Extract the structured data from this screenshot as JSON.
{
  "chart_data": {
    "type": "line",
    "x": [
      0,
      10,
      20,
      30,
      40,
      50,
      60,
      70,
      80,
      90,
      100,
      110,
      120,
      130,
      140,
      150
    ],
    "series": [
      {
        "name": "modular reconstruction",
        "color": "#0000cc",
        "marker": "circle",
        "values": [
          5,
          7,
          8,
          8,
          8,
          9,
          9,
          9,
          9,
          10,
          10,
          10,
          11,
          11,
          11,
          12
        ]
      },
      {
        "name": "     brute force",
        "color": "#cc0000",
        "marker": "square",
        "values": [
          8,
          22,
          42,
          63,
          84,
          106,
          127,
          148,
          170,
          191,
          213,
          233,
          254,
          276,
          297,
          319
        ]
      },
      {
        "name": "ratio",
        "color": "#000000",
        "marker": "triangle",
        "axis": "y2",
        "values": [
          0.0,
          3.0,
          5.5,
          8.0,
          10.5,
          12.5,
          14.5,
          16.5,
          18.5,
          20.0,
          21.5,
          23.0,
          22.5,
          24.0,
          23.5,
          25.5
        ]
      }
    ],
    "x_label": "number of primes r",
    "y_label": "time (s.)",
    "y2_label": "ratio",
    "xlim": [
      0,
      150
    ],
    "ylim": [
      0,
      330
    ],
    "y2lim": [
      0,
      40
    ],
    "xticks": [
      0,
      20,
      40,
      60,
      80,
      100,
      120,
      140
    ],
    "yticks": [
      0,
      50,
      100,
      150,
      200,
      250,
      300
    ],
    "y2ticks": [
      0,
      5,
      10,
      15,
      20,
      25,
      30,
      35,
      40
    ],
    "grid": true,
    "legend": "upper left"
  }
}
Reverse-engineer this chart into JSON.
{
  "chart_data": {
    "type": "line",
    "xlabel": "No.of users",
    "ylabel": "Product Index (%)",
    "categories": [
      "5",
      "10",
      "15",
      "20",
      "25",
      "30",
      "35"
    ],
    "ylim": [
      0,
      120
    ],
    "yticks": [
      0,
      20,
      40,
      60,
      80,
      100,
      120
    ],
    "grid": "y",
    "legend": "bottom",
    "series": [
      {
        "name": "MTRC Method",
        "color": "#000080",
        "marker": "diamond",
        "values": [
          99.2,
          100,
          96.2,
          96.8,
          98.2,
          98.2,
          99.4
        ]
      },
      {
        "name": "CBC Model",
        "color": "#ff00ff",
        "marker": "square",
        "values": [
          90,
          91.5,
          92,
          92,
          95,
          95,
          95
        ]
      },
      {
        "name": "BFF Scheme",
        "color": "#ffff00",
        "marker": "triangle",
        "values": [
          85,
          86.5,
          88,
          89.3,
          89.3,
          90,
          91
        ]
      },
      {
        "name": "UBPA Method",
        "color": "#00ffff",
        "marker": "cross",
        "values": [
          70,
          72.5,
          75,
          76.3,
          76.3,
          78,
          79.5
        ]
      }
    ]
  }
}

Written problem: Set down nothing but the lines from the one with "Reverse-engineer this chart into JSON." through the end of the records, keeping each line exactly as written and including both ends.

Final result:
Reverse-engineer this chart into JSON.
{
  "chart_data": {
    "type": "line",
    "xlabel": "No.of users",
    "ylabel": "Product Index (%)",
    "categories": [
      "5",
      "10",
      "15",
      "20",
      "25",
      "30",
      "35"
    ],
    "ylim": [
      0,
      120
    ],
    "yticks": [
      0,
      20,
      40,
      60,
      80,
      100,
      120
    ],
    "grid": "y",
    "legend": "bottom",
    "series": [
      {
        "name": "MTRC Method",
        "color": "#000080",
        "marker": "diamond",
        "values": [
          99.2,
          100,
          96.2,
          96.8,
          98.2,
          98.2,
          99.4
        ]
      },
      {
        "name": "CBC Model",
        "color": "#ff00ff",
        "marker": "square",
        "values": [
          90,
          91.5,
          92,
          92,
          95,
          95,
          95
        ]
      },
      {
        "name": "BFF Scheme",
        "color": "#ffff00",
        "marker": "triangle",
        "values": [
          85,
          86.5,
          88,
          89.3,
          89.3,
          90,
          91
        ]
      },
      {
        "name": "UBPA Method",
        "color": "#00ffff",
        "marker": "cross",
        "values": [
          70,
          72.5,
          75,
          76.3,
          76.3,
          78,
          79.5
        ]
      }
    ]
  }
}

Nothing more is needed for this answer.